Ziel der Aufgabe >>
Gib aus dem Material die Zeilen zwischen der Zeile mit „bar [335, 189, 345, 248]“ und der Zeile mit „bar [210, 174, 220, 248]“, beide eingeschlossen, wortgetreu wieder.

╭──

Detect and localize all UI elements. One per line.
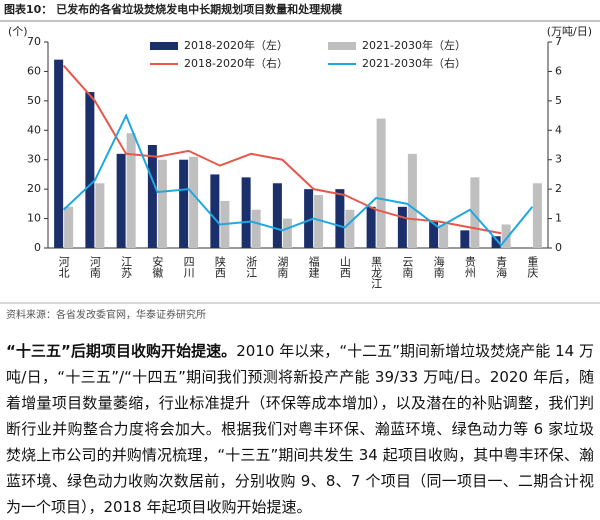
bar [335, 189, 345, 248]
x-tick-label: 福建 [307, 255, 320, 279]
legend-swatch [150, 42, 178, 50]
legend-label: 2021-2030年（左） [362, 38, 466, 52]
x-tick-label: 河北 [57, 256, 70, 278]
legend-label: 2018-2020年（左） [184, 38, 288, 52]
bar [251, 209, 261, 248]
bar [210, 174, 220, 248]
bar [366, 206, 376, 248]
y2-tick-label: 1 [555, 212, 562, 225]
bar [85, 92, 95, 249]
y2-tick-label: 7 [555, 35, 562, 48]
chart-title: 图表10： 已发布的各省垃圾焚烧发电中长期规划项目数量和处理规模 [4, 2, 343, 16]
x-tick-label: 云南 [401, 256, 414, 278]
bar [189, 156, 199, 248]
bar [272, 183, 282, 248]
y-tick-label: 10 [27, 212, 41, 225]
legend-label: 2018-2020年（右） [184, 56, 288, 70]
bar [95, 183, 105, 248]
x-tick-label: 浙江 [245, 256, 258, 278]
bar [179, 159, 189, 248]
chart: 图表10： 已发布的各省垃圾焚烧发电中长期规划项目数量和处理规模 (个) (万吨… [0, 2, 600, 321]
y-tick-label: 50 [27, 94, 41, 107]
y-tick-label: 60 [27, 64, 41, 77]
legend-label: 2021-2030年（右） [362, 56, 466, 70]
y2-axis-label: (万吨/日) [547, 25, 592, 38]
y-tick-label: 30 [27, 153, 41, 166]
bar [54, 59, 64, 249]
y2-tick-label: 6 [555, 64, 562, 77]
paragraph: 2010 年以来，“十二五”期间新增垃圾焚烧产能 14 万吨/日，“十三五”/“… [6, 342, 595, 516]
y2-tick-label: 2 [555, 182, 562, 195]
bar [241, 177, 251, 248]
bar [491, 236, 501, 248]
bar [304, 189, 314, 248]
bar [439, 224, 449, 248]
lead: “十三五”后期项目收购开始提速。 [6, 342, 237, 360]
x-tick-label: 河南 [88, 256, 101, 278]
bar [157, 159, 167, 248]
bar [147, 145, 157, 248]
bar [116, 153, 126, 248]
y2-tick-label: 5 [555, 94, 562, 107]
y-tick-label: 70 [27, 35, 41, 48]
x-tick-label: 海南 [432, 255, 445, 278]
bar [532, 183, 542, 248]
y-tick-label: 40 [27, 123, 41, 136]
x-tick-label: 重庆 [526, 255, 539, 279]
x-tick-label: 陕西 [213, 255, 226, 278]
x-tick-label: 黑龙江 [370, 256, 383, 289]
x-tick-label: 四川 [182, 256, 195, 278]
y-tick-label: 20 [27, 182, 41, 195]
bar [314, 195, 324, 248]
body-text: “十三五”后期项目收购开始提速。2010 年以来，“十二五”期间新增垃圾焚烧产能… [6, 338, 594, 520]
x-tick-label: 江苏 [120, 256, 133, 279]
bar [397, 206, 407, 248]
bar [376, 118, 386, 248]
bar [282, 218, 292, 248]
line [62, 113, 534, 247]
bar [429, 221, 439, 248]
y-axis-label: (个) [8, 25, 28, 38]
bar [345, 209, 355, 248]
y2-tick-label: 4 [555, 123, 562, 136]
y2-tick-label: 0 [555, 241, 562, 254]
x-tick-label: 青海 [495, 256, 508, 279]
x-tick-label: 山西 [338, 256, 351, 278]
bar [470, 177, 480, 248]
bar [407, 153, 417, 248]
x-tick-label: 贵州 [463, 256, 476, 278]
source: 资料来源：各省发改委官网，华泰证券研究所 [6, 308, 206, 321]
bar [501, 224, 511, 248]
x-tick-label: 湖南 [276, 256, 289, 278]
x-tick-label: 安徽 [151, 255, 164, 279]
bar [126, 133, 136, 248]
y-tick-label: 0 [34, 241, 41, 254]
bar [64, 206, 74, 248]
bar [460, 230, 470, 248]
y2-tick-label: 3 [555, 153, 562, 166]
legend-swatch [328, 42, 356, 50]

╰──

Lösung der Aufgabe >>
bar [335, 189, 345, 248]
x-tick-label: 福建 [307, 255, 320, 279]
legend-swatch [150, 42, 178, 50]
legend-label: 2021-2030年（左） [362, 38, 466, 52]
x-tick-label: 河北 [57, 256, 70, 278]
legend-label: 2018-2020年（左） [184, 38, 288, 52]
bar [251, 209, 261, 248]
bar [210, 174, 220, 248]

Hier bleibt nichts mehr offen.